◆ To be done ◆
Lines holding the string "الله" are the ones to copy; find them all in the data.

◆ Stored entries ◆
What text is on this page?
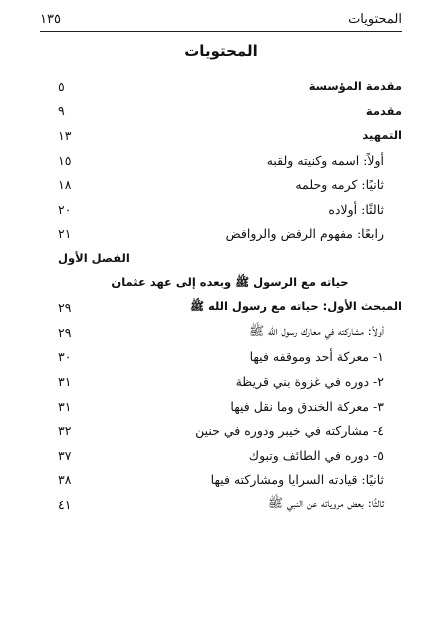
١٣٥	المحتويات
المحتويات
مقدمة المؤسسة
٥
مقدمة
٩
التمهيد
١٣
أولاً: اسمه وكنيته ولقبه
١٥
ثانيًا: كرمه وحلمه
١٨
ثالثًا: أولاده
٢٠
رابعًا: مفهوم الرفض والروافض
٢١
الفصل الأول
حياته مع الرسول ﷺ وبعده إلى عهد عثمان
المبحث الأول: حياته مع رسول الله ﷺ
٢٩
أولاً: مشاركته في معارك رسول الله ﷺ
٢٩
١- معركة أحد وموقفه فيها
٣٠
٢- دوره في غزوة بني قريظة
٣١
٣- معركة الخندق وما نقل فيها
٣١
٤- مشاركته في خيبر ودوره في حنين
٣٢
٥- دوره في الطائف وتبوك
٣٧
ثانيًا: قيادته السرايا ومشاركته فيها
٣٨
ثالثًا: بعض مروياته عن النبي ﷺ
٤١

◆ Written reply ◆
المبحث الأول: حياته مع رسول الله ﷺ
أولاً: مشاركته في معارك رسول الله ﷺ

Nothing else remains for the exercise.